— start —

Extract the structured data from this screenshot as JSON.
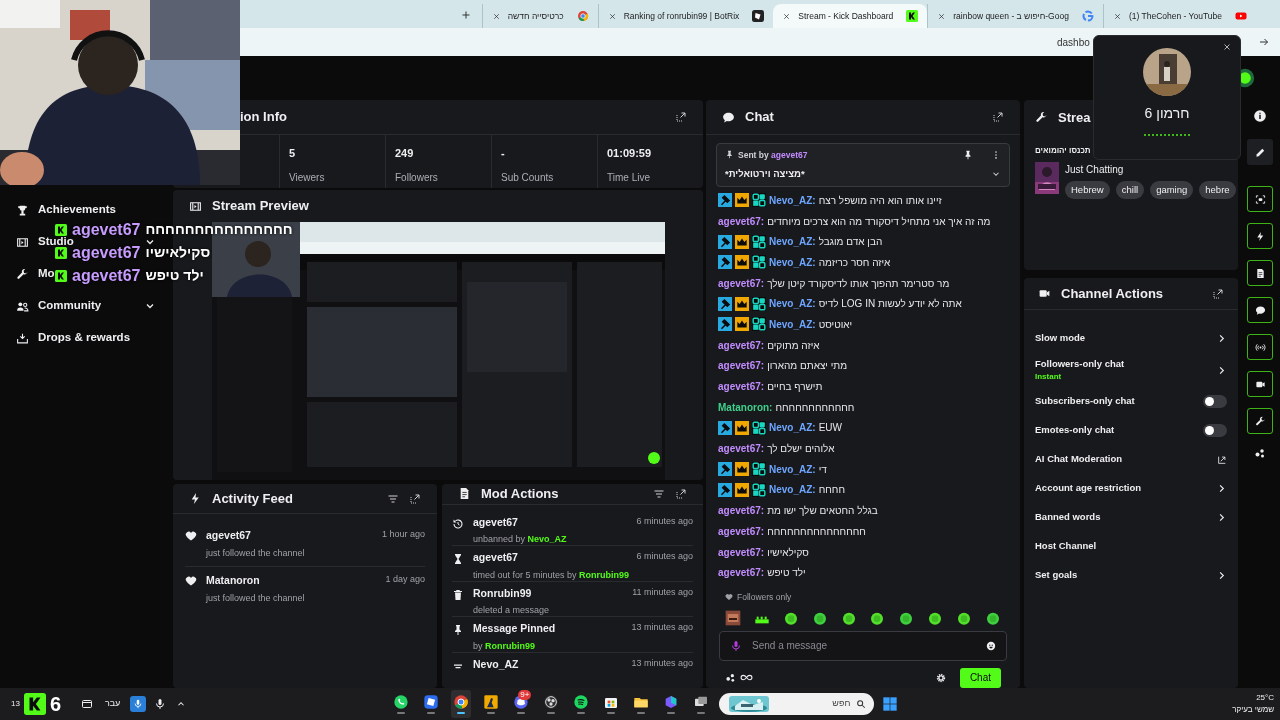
{
  "browser": {
    "tabs": [
      {
        "title": "כרטיסייה חדשה",
        "kind": "chrome",
        "selected": false
      },
      {
        "title": "Ranking of ronrubin99 | BotRix",
        "kind": "botrix",
        "selected": false
      },
      {
        "title": "Stream - Kick Dashboard",
        "kind": "kick",
        "selected": true
      },
      {
        "title": "rainbow queen - חיפוש ב-Goog",
        "kind": "google",
        "selected": false
      },
      {
        "title": "(1) TheCohen - YouTube",
        "kind": "youtube",
        "selected": false
      }
    ],
    "address": "dashbo"
  },
  "stream_overlay_chat": [
    {
      "user": "agevet67",
      "text": "חחחחחחחחחחחחחחח"
    },
    {
      "user": "agevet67",
      "text": "סקילאישיו"
    },
    {
      "user": "agevet67",
      "text": "ילד טיפש"
    }
  ],
  "sidebar": {
    "items": [
      {
        "label": "Achievements",
        "kind": "trophy",
        "expandable": false
      },
      {
        "label": "Studio",
        "kind": "studio",
        "expandable": true
      },
      {
        "label": "Mo",
        "kind": "wrench",
        "expandable": false
      },
      {
        "label": "Community",
        "kind": "community",
        "expandable": true
      },
      {
        "label": "Drops & rewards",
        "kind": "drops",
        "expandable": false
      }
    ]
  },
  "session_info": {
    "title": "ion Info",
    "stats": [
      {
        "value": "5",
        "label": "Viewers"
      },
      {
        "value": "249",
        "label": "Followers"
      },
      {
        "value": "-",
        "label": "Sub Counts"
      },
      {
        "value": "01:09:59",
        "label": "Time Live"
      }
    ]
  },
  "stream_preview": {
    "title": "Stream Preview"
  },
  "activity_feed": {
    "title": "Activity Feed",
    "items": [
      {
        "user": "agevet67",
        "event": "just followed the channel",
        "time": "1 hour ago"
      },
      {
        "user": "Matanoron",
        "event": "just followed the channel",
        "time": "1 day ago"
      }
    ]
  },
  "mod_actions": {
    "title": "Mod Actions",
    "items": [
      {
        "kind": "unban",
        "user": "agevet67",
        "action": "unbanned by",
        "by": "Nevo_AZ",
        "time": "6 minutes ago"
      },
      {
        "kind": "timeout",
        "user": "agevet67",
        "action": "timed out for 5 minutes by",
        "by": "Ronrubin99",
        "time": "6 minutes ago"
      },
      {
        "kind": "delete",
        "user": "Ronrubin99",
        "action": "deleted a message",
        "time": "11 minutes ago"
      },
      {
        "kind": "pin",
        "user": "Message Pinned",
        "action": "by",
        "by": "Ronrubin99",
        "time": "13 minutes ago"
      },
      {
        "kind": "other",
        "user": "Nevo_AZ",
        "time": "13 minutes ago"
      }
    ]
  },
  "chat": {
    "title": "Chat",
    "pinned": {
      "label": "Sent by",
      "user": "agevet67",
      "text": "*מציצה וירטואלית*"
    },
    "messages": [
      {
        "user": "Nevo_AZ:",
        "badges": true,
        "color": "#6ea6ff",
        "text": "זיינו אותו הוא היה מושפל רצח"
      },
      {
        "user": "agevet67:",
        "badges": false,
        "color": "#c28cff",
        "text": "מה זה איך אני מתחיל דיסקורד מה הוא צרכים מיוחדים"
      },
      {
        "user": "Nevo_AZ:",
        "badges": true,
        "color": "#6ea6ff",
        "text": "הבן אדם מוגבל"
      },
      {
        "user": "Nevo_AZ:",
        "badges": true,
        "color": "#6ea6ff",
        "text": "איזה חסר כריזמה"
      },
      {
        "user": "agevet67:",
        "badges": false,
        "color": "#c28cff",
        "text": "מר סטרימר תהפוך אותו לדיסקורד קיטן שלך"
      },
      {
        "user": "Nevo_AZ:",
        "badges": true,
        "color": "#6ea6ff",
        "text": "אתה לא יודע לעשות LOG IN לדיס"
      },
      {
        "user": "Nevo_AZ:",
        "badges": true,
        "color": "#6ea6ff",
        "text": "יאוטיסט"
      },
      {
        "user": "agevet67:",
        "badges": false,
        "color": "#c28cff",
        "text": "איזה מתוקים"
      },
      {
        "user": "agevet67:",
        "badges": false,
        "color": "#c28cff",
        "text": "מתי יצאתם מהארון"
      },
      {
        "user": "agevet67:",
        "badges": false,
        "color": "#c28cff",
        "text": "תישרף בחיים"
      },
      {
        "user": "Matanoron:",
        "badges": false,
        "color": "#3fd08c",
        "text": "חחחחחחחחחחחח"
      },
      {
        "user": "Nevo_AZ:",
        "badges": true,
        "color": "#6ea6ff",
        "text": "EUW"
      },
      {
        "user": "agevet67:",
        "badges": false,
        "color": "#c28cff",
        "text": "אלוהים ישלם לך"
      },
      {
        "user": "Nevo_AZ:",
        "badges": true,
        "color": "#6ea6ff",
        "text": "די"
      },
      {
        "user": "Nevo_AZ:",
        "badges": true,
        "color": "#6ea6ff",
        "text": "חחחח"
      },
      {
        "user": "agevet67:",
        "badges": false,
        "color": "#c28cff",
        "text": "בגלל החטאים שלך ישו מת"
      },
      {
        "user": "agevet67:",
        "badges": false,
        "color": "#c28cff",
        "text": "חחחחחחחחחחחחחחח"
      },
      {
        "user": "agevet67:",
        "badges": false,
        "color": "#c28cff",
        "text": "סקילאישיו"
      },
      {
        "user": "agevet67:",
        "badges": false,
        "color": "#c28cff",
        "text": "ילד טיפש"
      }
    ],
    "mode": "Followers only",
    "placeholder": "Send a message",
    "send_button": "Chat"
  },
  "stream_info": {
    "title": "Strea",
    "stream_title": "תכנסו יהומואים",
    "category": "Just Chatting",
    "tags": [
      "Hebrew",
      "chill",
      "gaming",
      "hebre"
    ]
  },
  "channel_actions": {
    "title": "Channel Actions",
    "items": [
      {
        "label": "Slow mode",
        "kind": "chevron"
      },
      {
        "label": "Followers-only chat",
        "kind": "chevron",
        "sub": "Instant"
      },
      {
        "label": "Subscribers-only chat",
        "kind": "toggle",
        "on": false
      },
      {
        "label": "Emotes-only chat",
        "kind": "toggle",
        "on": false
      },
      {
        "label": "AI Chat Moderation",
        "kind": "external"
      },
      {
        "label": "Account age restriction",
        "kind": "chevron"
      },
      {
        "label": "Banned words",
        "kind": "chevron"
      },
      {
        "label": "Host Channel",
        "kind": "plain"
      },
      {
        "label": "Set goals",
        "kind": "chevron"
      }
    ]
  },
  "profile_popup": {
    "name": "חרמון 6"
  },
  "taskbar": {
    "clock": "13",
    "widget_count": "6",
    "language": "עבר",
    "apps": [
      {
        "kind": "whatsapp",
        "selected": false
      },
      {
        "kind": "roblox",
        "selected": false
      },
      {
        "kind": "chrome",
        "selected": true
      },
      {
        "kind": "cs",
        "selected": false
      },
      {
        "kind": "discord",
        "selected": false,
        "badge": "9+"
      },
      {
        "kind": "obs",
        "selected": false
      },
      {
        "kind": "spotify",
        "selected": false
      },
      {
        "kind": "store",
        "selected": false
      },
      {
        "kind": "files",
        "selected": false
      },
      {
        "kind": "m365",
        "selected": false
      },
      {
        "kind": "taskview",
        "selected": false
      }
    ],
    "search_placeholder": "חפש",
    "temperature": "25°C",
    "weather": "שמשי בעיקר"
  }
}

— end —

# Task requirements
Repeat the data exactly, dropping every picture it holds.

# Response to this exercise
Extract the structured data from this screenshot as JSON.
{
  "browser": {
    "tabs": [
      {
        "title": "כרטיסייה חדשה",
        "kind": "chrome",
        "selected": false
      },
      {
        "title": "Ranking of ronrubin99 | BotRix",
        "kind": "botrix",
        "selected": false
      },
      {
        "title": "Stream - Kick Dashboard",
        "kind": "kick",
        "selected": true
      },
      {
        "title": "rainbow queen - חיפוש ב-Goog",
        "kind": "google",
        "selected": false
      },
      {
        "title": "(1) TheCohen - YouTube",
        "kind": "youtube",
        "selected": false
      }
    ],
    "address": "dashbo"
  },
  "stream_overlay_chat": [
    {
      "user": "agevet67",
      "text": "חחחחחחחחחחחחחחח"
    },
    {
      "user": "agevet67",
      "text": "סקילאישיו"
    },
    {
      "user": "agevet67",
      "text": "ילד טיפש"
    }
  ],
  "sidebar": {
    "items": [
      {
        "label": "Achievements",
        "kind": "trophy",
        "expandable": false
      },
      {
        "label": "Studio",
        "kind": "studio",
        "expandable": true
      },
      {
        "label": "Mo",
        "kind": "wrench",
        "expandable": false
      },
      {
        "label": "Community",
        "kind": "community",
        "expandable": true
      },
      {
        "label": "Drops & rewards",
        "kind": "drops",
        "expandable": false
      }
    ]
  },
  "session_info": {
    "title": "ion Info",
    "stats": [
      {
        "value": "5",
        "label": "Viewers"
      },
      {
        "value": "249",
        "label": "Followers"
      },
      {
        "value": "-",
        "label": "Sub Counts"
      },
      {
        "value": "01:09:59",
        "label": "Time Live"
      }
    ]
  },
  "stream_preview": {
    "title": "Stream Preview"
  },
  "activity_feed": {
    "title": "Activity Feed",
    "items": [
      {
        "user": "agevet67",
        "event": "just followed the channel",
        "time": "1 hour ago"
      },
      {
        "user": "Matanoron",
        "event": "just followed the channel",
        "time": "1 day ago"
      }
    ]
  },
  "mod_actions": {
    "title": "Mod Actions",
    "items": [
      {
        "kind": "unban",
        "user": "agevet67",
        "action": "unbanned by",
        "by": "Nevo_AZ",
        "time": "6 minutes ago"
      },
      {
        "kind": "timeout",
        "user": "agevet67",
        "action": "timed out for 5 minutes by",
        "by": "Ronrubin99",
        "time": "6 minutes ago"
      },
      {
        "kind": "delete",
        "user": "Ronrubin99",
        "action": "deleted a message",
        "time": "11 minutes ago"
      },
      {
        "kind": "pin",
        "user": "Message Pinned",
        "action": "by",
        "by": "Ronrubin99",
        "time": "13 minutes ago"
      },
      {
        "kind": "other",
        "user": "Nevo_AZ",
        "time": "13 minutes ago"
      }
    ]
  },
  "chat": {
    "title": "Chat",
    "pinned": {
      "label": "Sent by",
      "user": "agevet67",
      "text": "*מציצה וירטואלית*"
    },
    "messages": [
      {
        "user": "Nevo_AZ:",
        "badges": true,
        "color": "#6ea6ff",
        "text": "זיינו אותו הוא היה מושפל רצח"
      },
      {
        "user": "agevet67:",
        "badges": false,
        "color": "#c28cff",
        "text": "מה זה איך אני מתחיל דיסקורד מה הוא צרכים מיוחדים"
      },
      {
        "user": "Nevo_AZ:",
        "badges": true,
        "color": "#6ea6ff",
        "text": "הבן אדם מוגבל"
      },
      {
        "user": "Nevo_AZ:",
        "badges": true,
        "color": "#6ea6ff",
        "text": "איזה חסר כריזמה"
      },
      {
        "user": "agevet67:",
        "badges": false,
        "color": "#c28cff",
        "text": "מר סטרימר תהפוך אותו לדיסקורד קיטן שלך"
      },
      {
        "user": "Nevo_AZ:",
        "badges": true,
        "color": "#6ea6ff",
        "text": "אתה לא יודע לעשות LOG IN לדיס"
      },
      {
        "user": "Nevo_AZ:",
        "badges": true,
        "color": "#6ea6ff",
        "text": "יאוטיסט"
      },
      {
        "user": "agevet67:",
        "badges": false,
        "color": "#c28cff",
        "text": "איזה מתוקים"
      },
      {
        "user": "agevet67:",
        "badges": false,
        "color": "#c28cff",
        "text": "מתי יצאתם מהארון"
      },
      {
        "user": "agevet67:",
        "badges": false,
        "color": "#c28cff",
        "text": "תישרף בחיים"
      },
      {
        "user": "Matanoron:",
        "badges": false,
        "color": "#3fd08c",
        "text": "חחחחחחחחחחחח"
      },
      {
        "user": "Nevo_AZ:",
        "badges": true,
        "color": "#6ea6ff",
        "text": "EUW"
      },
      {
        "user": "agevet67:",
        "badges": false,
        "color": "#c28cff",
        "text": "אלוהים ישלם לך"
      },
      {
        "user": "Nevo_AZ:",
        "badges": true,
        "color": "#6ea6ff",
        "text": "די"
      },
      {
        "user": "Nevo_AZ:",
        "badges": true,
        "color": "#6ea6ff",
        "text": "חחחח"
      },
      {
        "user": "agevet67:",
        "badges": false,
        "color": "#c28cff",
        "text": "בגלל החטאים שלך ישו מת"
      },
      {
        "user": "agevet67:",
        "badges": false,
        "color": "#c28cff",
        "text": "חחחחחחחחחחחחחחח"
      },
      {
        "user": "agevet67:",
        "badges": false,
        "color": "#c28cff",
        "text": "סקילאישיו"
      },
      {
        "user": "agevet67:",
        "badges": false,
        "color": "#c28cff",
        "text": "ילד טיפש"
      }
    ],
    "mode": "Followers only",
    "placeholder": "Send a message",
    "send_button": "Chat"
  },
  "stream_info": {
    "title": "Strea",
    "stream_title": "תכנסו יהומואים",
    "category": "Just Chatting",
    "tags": [
      "Hebrew",
      "chill",
      "gaming",
      "hebre"
    ]
  },
  "channel_actions": {
    "title": "Channel Actions",
    "items": [
      {
        "label": "Slow mode",
        "kind": "chevron"
      },
      {
        "label": "Followers-only chat",
        "kind": "chevron",
        "sub": "Instant"
      },
      {
        "label": "Subscribers-only chat",
        "kind": "toggle",
        "on": false
      },
      {
        "label": "Emotes-only chat",
        "kind": "toggle",
        "on": false
      },
      {
        "label": "AI Chat Moderation",
        "kind": "external"
      },
      {
        "label": "Account age restriction",
        "kind": "chevron"
      },
      {
        "label": "Banned words",
        "kind": "chevron"
      },
      {
        "label": "Host Channel",
        "kind": "plain"
      },
      {
        "label": "Set goals",
        "kind": "chevron"
      }
    ]
  },
  "profile_popup": {
    "name": "חרמון 6"
  },
  "taskbar": {
    "clock": "13",
    "widget_count": "6",
    "language": "עבר",
    "apps": [
      {
        "kind": "whatsapp",
        "selected": false
      },
      {
        "kind": "roblox",
        "selected": false
      },
      {
        "kind": "chrome",
        "selected": true
      },
      {
        "kind": "cs",
        "selected": false
      },
      {
        "kind": "discord",
        "selected": false,
        "badge": "9+"
      },
      {
        "kind": "obs",
        "selected": false
      },
      {
        "kind": "spotify",
        "selected": false
      },
      {
        "kind": "store",
        "selected": false
      },
      {
        "kind": "files",
        "selected": false
      },
      {
        "kind": "m365",
        "selected": false
      },
      {
        "kind": "taskview",
        "selected": false
      }
    ],
    "search_placeholder": "חפש",
    "temperature": "25°C",
    "weather": "שמשי בעיקר"
  }
}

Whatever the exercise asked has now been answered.